### Task description
Copy every entry exactly as given, minus the images.

>> Start Given information

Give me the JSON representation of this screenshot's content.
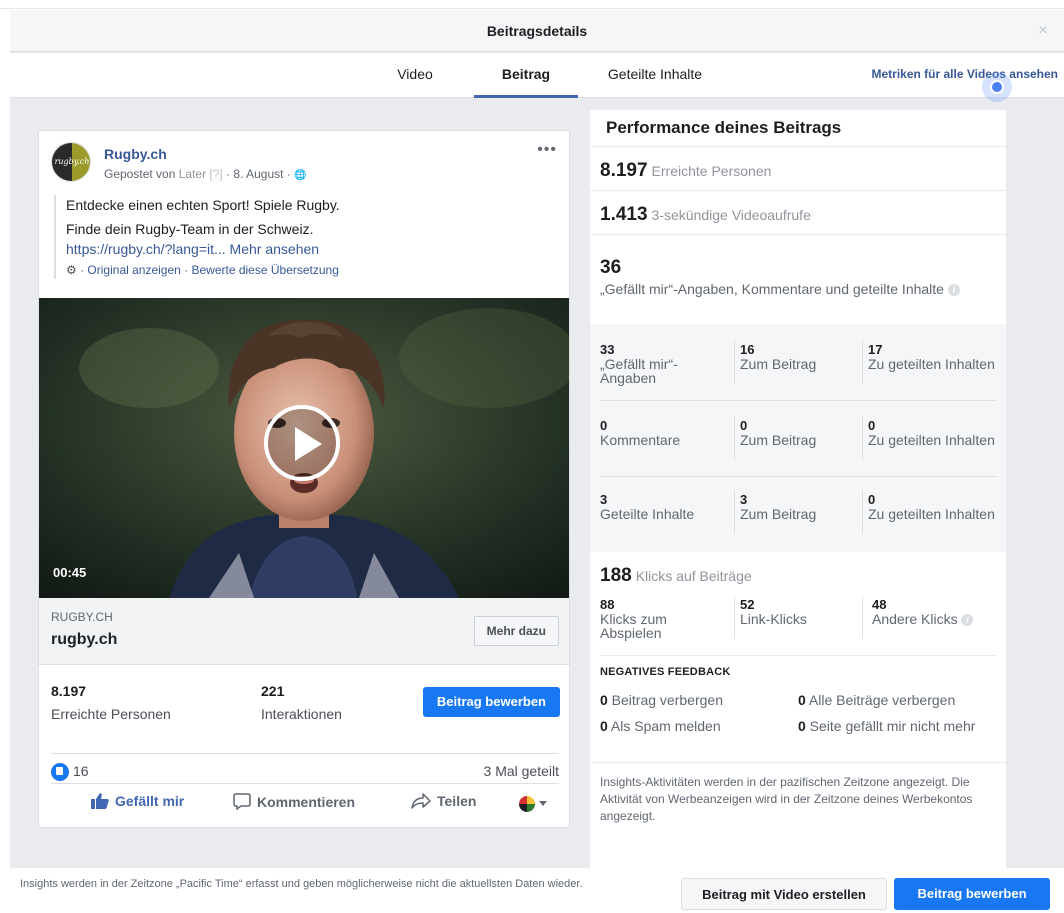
{
  "dialog": {
    "title": "Beitragsdetails",
    "close_glyph": "×"
  },
  "tabs": [
    {
      "label": "Video",
      "active": false
    },
    {
      "label": "Beitrag",
      "active": true
    },
    {
      "label": "Geteilte Inhalte",
      "active": false
    }
  ],
  "metrics_link": "Metriken für alle Videos ansehen",
  "post": {
    "page_name": "Rugby.ch",
    "avatar_text": "rugby.ch",
    "meta_prefix": "Gepostet von ",
    "meta_tool": "Later",
    "meta_q": " [?]",
    "meta_suffix": " · 8. August · ",
    "globe_glyph": "🌐",
    "more_glyph": "•••",
    "text_line1": "Entdecke einen echten Sport! Spiele Rugby.",
    "text_line2": "Finde dein Rugby-Team in der Schweiz.",
    "text_link": "https://rugby.ch/?lang=it...",
    "more_link": " Mehr ansehen",
    "translation_gear": "⚙",
    "translation_text": " · Original anzeigen · Bewerte diese Übersetzung",
    "video_duration": "00:45",
    "link_domain": "RUGBY.CH",
    "link_title": "rugby.ch",
    "link_button": "Mehr dazu",
    "reach_value": "8.197",
    "reach_label": "Erreichte Personen",
    "interactions_value": "221",
    "interactions_label": "Interaktionen",
    "boost_button": "Beitrag bewerben",
    "reactions_count": "16",
    "shares_text": "3 Mal geteilt",
    "action_like": "Gefällt mir",
    "action_comment": "Kommentieren",
    "action_share": "Teilen"
  },
  "performance": {
    "title": "Performance deines Beitrags",
    "reach_num": "8.197",
    "reach_label": "Erreichte Personen",
    "views_num": "1.413",
    "views_label": "3-sekündige Videoaufrufe",
    "interactions_num": "36",
    "interactions_label": "„Gefällt mir“-Angaben, Kommentare und geteilte Inhalte",
    "grid": [
      [
        {
          "v": "33",
          "l": "„Gefällt mir“-Angaben"
        },
        {
          "v": "16",
          "l": "Zum Beitrag"
        },
        {
          "v": "17",
          "l": "Zu geteilten Inhalten"
        }
      ],
      [
        {
          "v": "0",
          "l": "Kommentare"
        },
        {
          "v": "0",
          "l": "Zum Beitrag"
        },
        {
          "v": "0",
          "l": "Zu geteilten Inhalten"
        }
      ],
      [
        {
          "v": "3",
          "l": "Geteilte Inhalte"
        },
        {
          "v": "3",
          "l": "Zum Beitrag"
        },
        {
          "v": "0",
          "l": "Zu geteilten Inhalten"
        }
      ]
    ],
    "clicks_num": "188",
    "clicks_label": "Klicks auf Beiträge",
    "clicks": [
      {
        "v": "88",
        "l": "Klicks zum Abspielen"
      },
      {
        "v": "52",
        "l": "Link-Klicks"
      },
      {
        "v": "48",
        "l": "Andere Klicks"
      }
    ],
    "negative_title": "NEGATIVES FEEDBACK",
    "negative": [
      {
        "v": "0",
        "l": " Beitrag verbergen"
      },
      {
        "v": "0",
        "l": " Alle Beiträge verbergen"
      },
      {
        "v": "0",
        "l": " Als Spam melden"
      },
      {
        "v": "0",
        "l": " Seite gefällt mir nicht mehr"
      }
    ],
    "footnote": "Insights-Aktivitäten werden in der pazifischen Zeitzone angezeigt. Die Aktivität von Werbeanzeigen wird in der Zeitzone deines Werbekontos angezeigt.",
    "info_glyph": "i"
  },
  "footer": {
    "note": "Insights werden in der Zeitzone „Pacific Time“ erfasst und geben möglicherweise nicht die aktuellsten Daten wieder.",
    "btn_create_video": "Beitrag mit Video erstellen",
    "btn_boost": "Beitrag bewerben"
  },
  "colors": {
    "accent": "#1877f2",
    "link": "#385898",
    "tab_underline": "#4267b2"
  }
}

>> End Given information

### Completed exercise
Give me the JSON representation of this screenshot's content.
{
  "dialog": {
    "title": "Beitragsdetails",
    "close_glyph": "×"
  },
  "tabs": [
    {
      "label": "Video",
      "active": false
    },
    {
      "label": "Beitrag",
      "active": true
    },
    {
      "label": "Geteilte Inhalte",
      "active": false
    }
  ],
  "metrics_link": "Metriken für alle Videos ansehen",
  "post": {
    "page_name": "Rugby.ch",
    "avatar_text": "rugby.ch",
    "meta_prefix": "Gepostet von ",
    "meta_tool": "Later",
    "meta_q": " [?]",
    "meta_suffix": " · 8. August · ",
    "globe_glyph": "🌐",
    "more_glyph": "•••",
    "text_line1": "Entdecke einen echten Sport! Spiele Rugby.",
    "text_line2": "Finde dein Rugby-Team in der Schweiz.",
    "text_link": "https://rugby.ch/?lang=it...",
    "more_link": " Mehr ansehen",
    "translation_gear": "⚙",
    "translation_text": " · Original anzeigen · Bewerte diese Übersetzung",
    "video_duration": "00:45",
    "link_domain": "RUGBY.CH",
    "link_title": "rugby.ch",
    "link_button": "Mehr dazu",
    "reach_value": "8.197",
    "reach_label": "Erreichte Personen",
    "interactions_value": "221",
    "interactions_label": "Interaktionen",
    "boost_button": "Beitrag bewerben",
    "reactions_count": "16",
    "shares_text": "3 Mal geteilt",
    "action_like": "Gefällt mir",
    "action_comment": "Kommentieren",
    "action_share": "Teilen"
  },
  "performance": {
    "title": "Performance deines Beitrags",
    "reach_num": "8.197",
    "reach_label": "Erreichte Personen",
    "views_num": "1.413",
    "views_label": "3-sekündige Videoaufrufe",
    "interactions_num": "36",
    "interactions_label": "„Gefällt mir“-Angaben, Kommentare und geteilte Inhalte",
    "grid": [
      [
        {
          "v": "33",
          "l": "„Gefällt mir“-Angaben"
        },
        {
          "v": "16",
          "l": "Zum Beitrag"
        },
        {
          "v": "17",
          "l": "Zu geteilten Inhalten"
        }
      ],
      [
        {
          "v": "0",
          "l": "Kommentare"
        },
        {
          "v": "0",
          "l": "Zum Beitrag"
        },
        {
          "v": "0",
          "l": "Zu geteilten Inhalten"
        }
      ],
      [
        {
          "v": "3",
          "l": "Geteilte Inhalte"
        },
        {
          "v": "3",
          "l": "Zum Beitrag"
        },
        {
          "v": "0",
          "l": "Zu geteilten Inhalten"
        }
      ]
    ],
    "clicks_num": "188",
    "clicks_label": "Klicks auf Beiträge",
    "clicks": [
      {
        "v": "88",
        "l": "Klicks zum Abspielen"
      },
      {
        "v": "52",
        "l": "Link-Klicks"
      },
      {
        "v": "48",
        "l": "Andere Klicks"
      }
    ],
    "negative_title": "NEGATIVES FEEDBACK",
    "negative": [
      {
        "v": "0",
        "l": " Beitrag verbergen"
      },
      {
        "v": "0",
        "l": " Alle Beiträge verbergen"
      },
      {
        "v": "0",
        "l": " Als Spam melden"
      },
      {
        "v": "0",
        "l": " Seite gefällt mir nicht mehr"
      }
    ],
    "footnote": "Insights-Aktivitäten werden in der pazifischen Zeitzone angezeigt. Die Aktivität von Werbeanzeigen wird in der Zeitzone deines Werbekontos angezeigt.",
    "info_glyph": "i"
  },
  "footer": {
    "note": "Insights werden in der Zeitzone „Pacific Time“ erfasst und geben möglicherweise nicht die aktuellsten Daten wieder.",
    "btn_create_video": "Beitrag mit Video erstellen",
    "btn_boost": "Beitrag bewerben"
  },
  "colors": {
    "accent": "#1877f2",
    "link": "#385898",
    "tab_underline": "#4267b2"
  }
}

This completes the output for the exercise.